╭─ Stored data

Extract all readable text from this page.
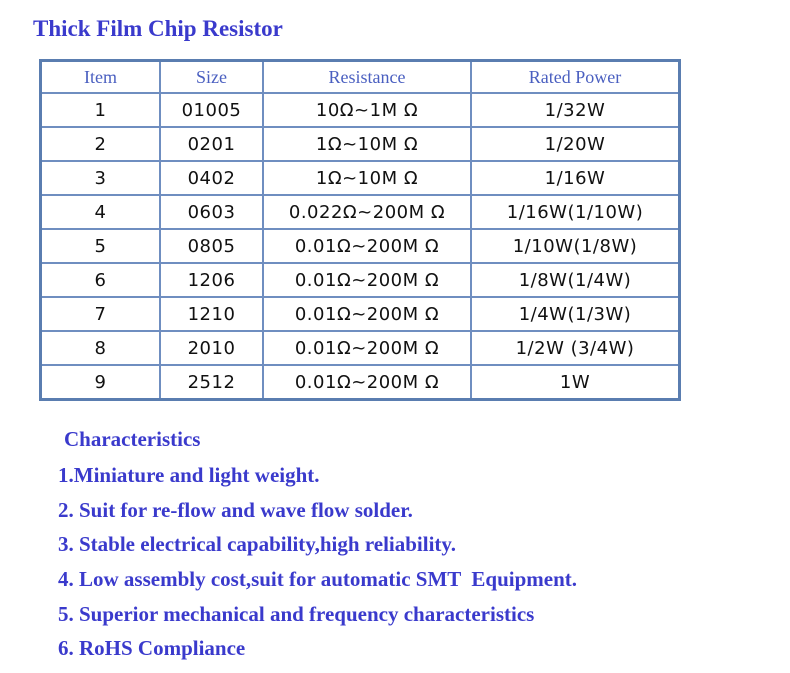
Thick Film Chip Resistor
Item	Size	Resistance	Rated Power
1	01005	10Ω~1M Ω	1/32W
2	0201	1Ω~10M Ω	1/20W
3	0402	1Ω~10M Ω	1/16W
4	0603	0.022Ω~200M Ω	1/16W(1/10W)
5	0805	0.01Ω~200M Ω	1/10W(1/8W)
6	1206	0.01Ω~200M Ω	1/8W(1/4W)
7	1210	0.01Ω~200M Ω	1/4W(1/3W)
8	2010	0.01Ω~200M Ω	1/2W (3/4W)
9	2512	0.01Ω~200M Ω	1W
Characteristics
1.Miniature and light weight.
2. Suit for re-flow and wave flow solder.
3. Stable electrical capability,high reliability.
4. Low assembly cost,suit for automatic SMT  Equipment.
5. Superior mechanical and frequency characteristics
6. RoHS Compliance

╰─

Stated task:
Without the pictures, return the entries exactly as they appear.

Final answer:
Extract all readable text from this page.
Thick Film Chip Resistor
Item	Size	Resistance	Rated Power
1	01005	10Ω~1M Ω	1/32W
2	0201	1Ω~10M Ω	1/20W
3	0402	1Ω~10M Ω	1/16W
4	0603	0.022Ω~200M Ω	1/16W(1/10W)
5	0805	0.01Ω~200M Ω	1/10W(1/8W)
6	1206	0.01Ω~200M Ω	1/8W(1/4W)
7	1210	0.01Ω~200M Ω	1/4W(1/3W)
8	2010	0.01Ω~200M Ω	1/2W (3/4W)
9	2512	0.01Ω~200M Ω	1W
Characteristics
1.Miniature and light weight.
2. Suit for re-flow and wave flow solder.
3. Stable electrical capability,high reliability.
4. Low assembly cost,suit for automatic SMT  Equipment.
5. Superior mechanical and frequency characteristics
6. RoHS Compliance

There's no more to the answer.